EXTRACTED ENTRIES:
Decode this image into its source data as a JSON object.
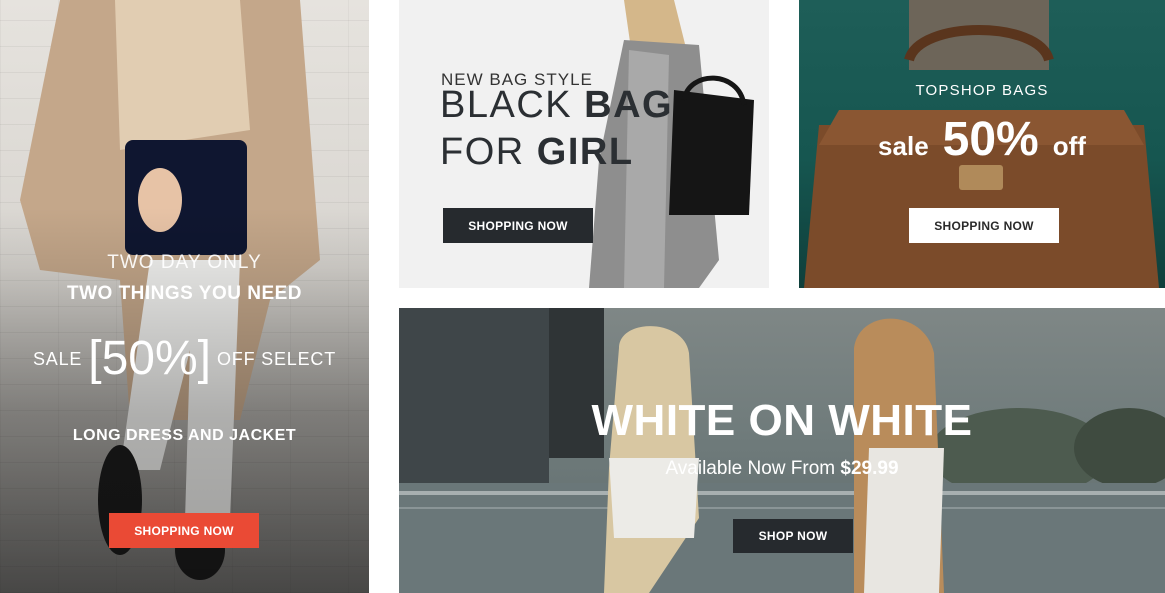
{
  "banners": {
    "two_day": {
      "line1": "TWO DAY ONLY",
      "line2": "TWO THINGS YOU NEED",
      "sale_word": "SALE",
      "discount": "[50%]",
      "off_word": "OFF SELECT",
      "line4": "LONG DRESS AND JACKET",
      "button": "SHOPPING NOW",
      "button_color": "#ea4a35"
    },
    "black_bag": {
      "eyebrow": "NEW BAG STYLE",
      "title_light_1": "BLACK ",
      "title_bold_1": "BAG",
      "title_light_2": "FOR ",
      "title_bold_2": "GIRL",
      "button": "SHOPPING NOW",
      "button_color": "#262a2e"
    },
    "topshop": {
      "eyebrow": "TOPSHOP BAGS",
      "sale_word": "sale",
      "discount": "50%",
      "off_word": "off",
      "button": "SHOPPING NOW",
      "button_color": "#ffffff"
    },
    "white_on_white": {
      "title": "WHITE ON WHITE",
      "subtitle_prefix": "Available Now From ",
      "price": "$29.99",
      "button": "SHOP NOW",
      "button_color": "#262a2e"
    }
  }
}
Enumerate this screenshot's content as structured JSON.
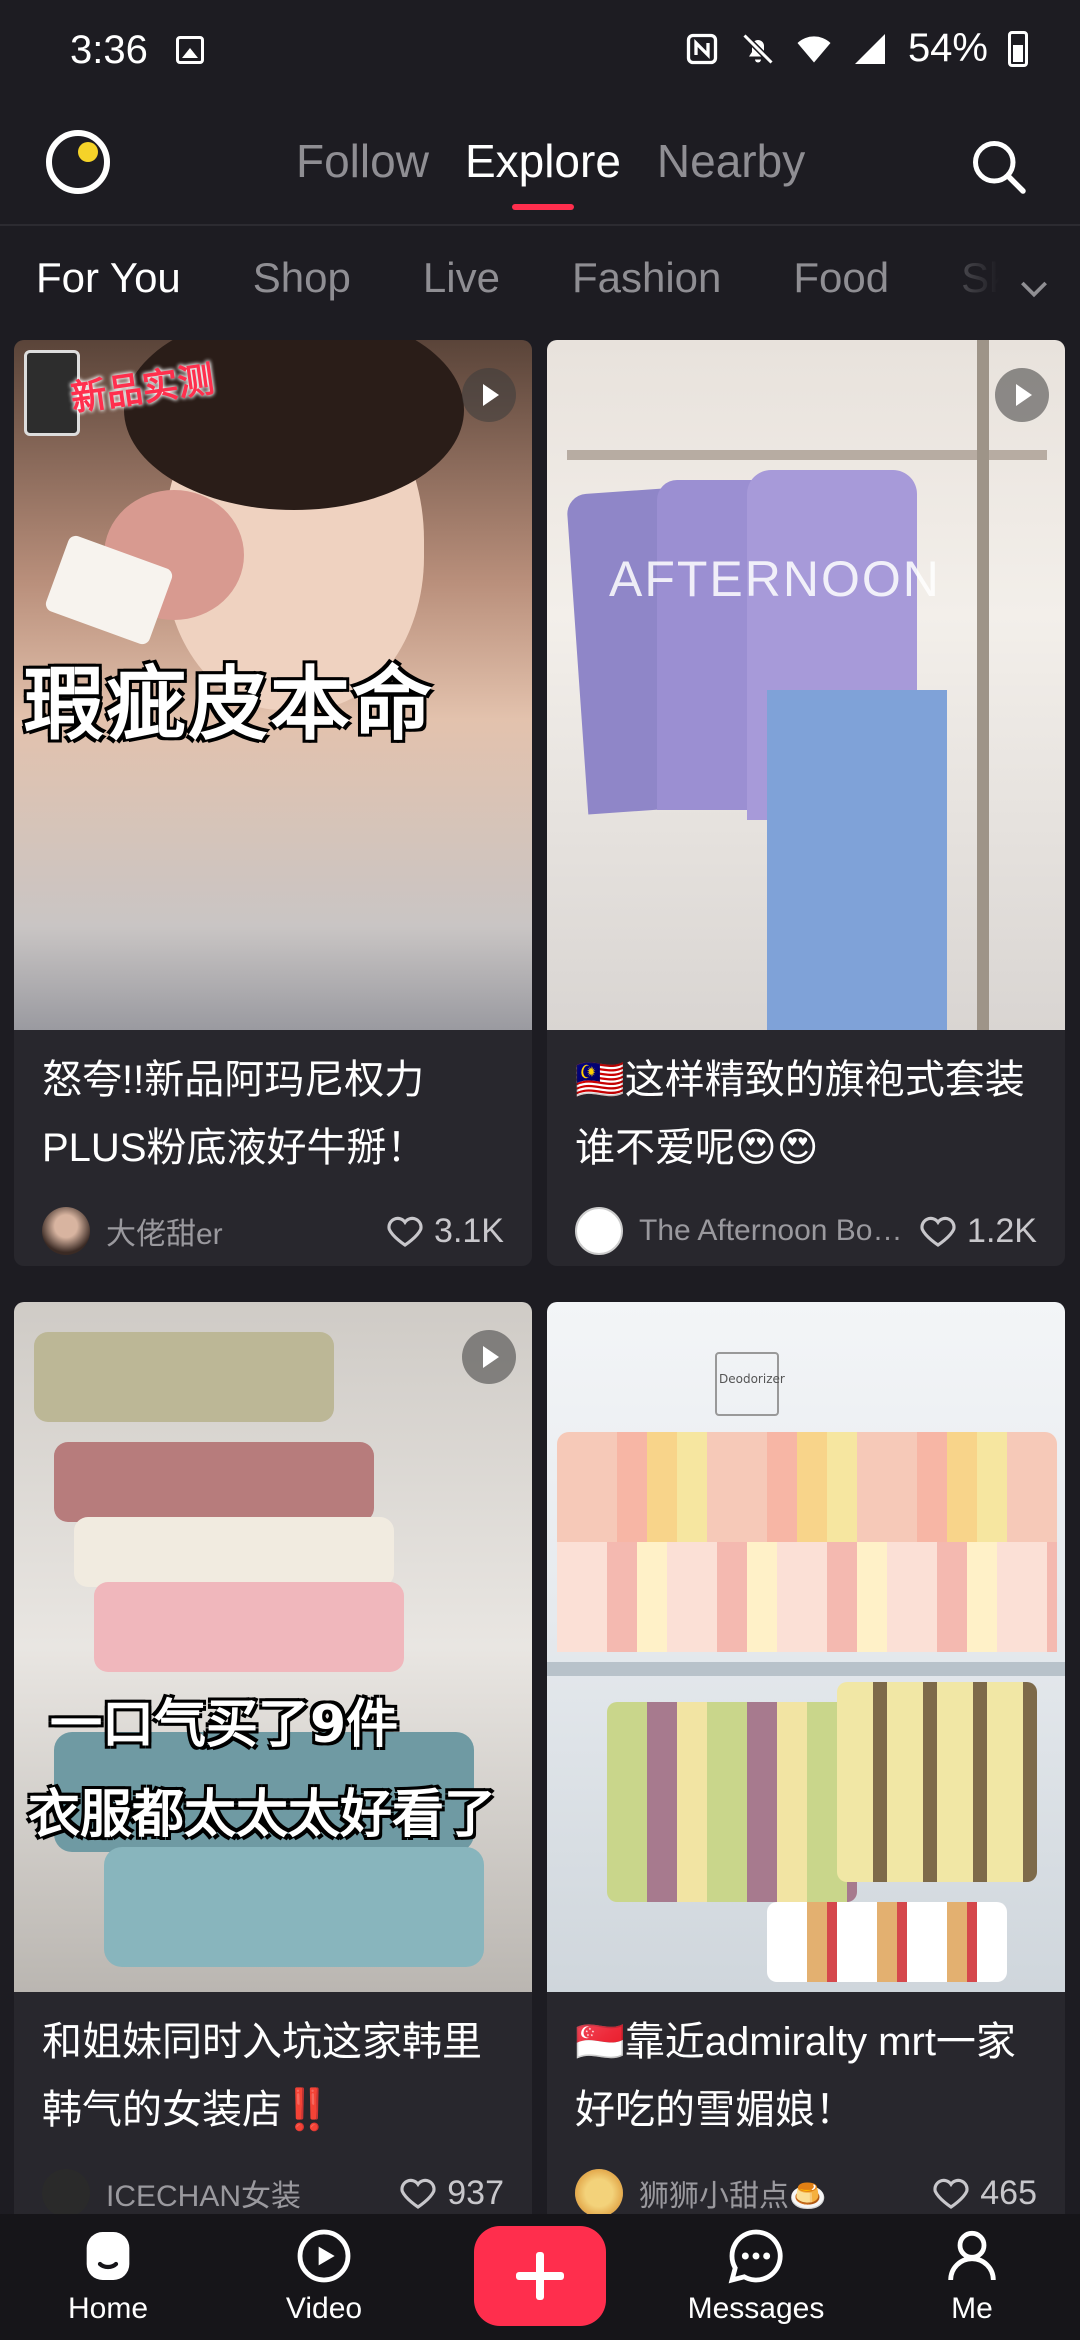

TO DO: From the records above, report the count of lines containing "this" and nothing more.

EXERCISE RESULT: 2